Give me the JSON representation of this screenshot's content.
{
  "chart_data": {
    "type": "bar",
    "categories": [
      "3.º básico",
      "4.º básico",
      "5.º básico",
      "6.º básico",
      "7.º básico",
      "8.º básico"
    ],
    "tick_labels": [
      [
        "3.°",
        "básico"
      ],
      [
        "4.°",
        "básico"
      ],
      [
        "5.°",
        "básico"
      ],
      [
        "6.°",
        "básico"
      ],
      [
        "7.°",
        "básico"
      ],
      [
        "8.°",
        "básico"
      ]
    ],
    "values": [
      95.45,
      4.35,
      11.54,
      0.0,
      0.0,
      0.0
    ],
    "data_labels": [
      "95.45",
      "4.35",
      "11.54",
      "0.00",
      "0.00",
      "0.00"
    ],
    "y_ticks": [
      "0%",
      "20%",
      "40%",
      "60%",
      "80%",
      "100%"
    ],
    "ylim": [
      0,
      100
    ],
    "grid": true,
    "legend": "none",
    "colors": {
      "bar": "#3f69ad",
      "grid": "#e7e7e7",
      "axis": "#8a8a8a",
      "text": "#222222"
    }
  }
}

########

__Problem statement__
Exactly reproduce every record.

__Task solution__
Give me the JSON representation of this screenshot's content.
{
  "chart_data": {
    "type": "bar",
    "categories": [
      "3.º básico",
      "4.º básico",
      "5.º básico",
      "6.º básico",
      "7.º básico",
      "8.º básico"
    ],
    "tick_labels": [
      [
        "3.°",
        "básico"
      ],
      [
        "4.°",
        "básico"
      ],
      [
        "5.°",
        "básico"
      ],
      [
        "6.°",
        "básico"
      ],
      [
        "7.°",
        "básico"
      ],
      [
        "8.°",
        "básico"
      ]
    ],
    "values": [
      95.45,
      4.35,
      11.54,
      0.0,
      0.0,
      0.0
    ],
    "data_labels": [
      "95.45",
      "4.35",
      "11.54",
      "0.00",
      "0.00",
      "0.00"
    ],
    "y_ticks": [
      "0%",
      "20%",
      "40%",
      "60%",
      "80%",
      "100%"
    ],
    "ylim": [
      0,
      100
    ],
    "grid": true,
    "legend": "none",
    "colors": {
      "bar": "#3f69ad",
      "grid": "#e7e7e7",
      "axis": "#8a8a8a",
      "text": "#222222"
    }
  }
}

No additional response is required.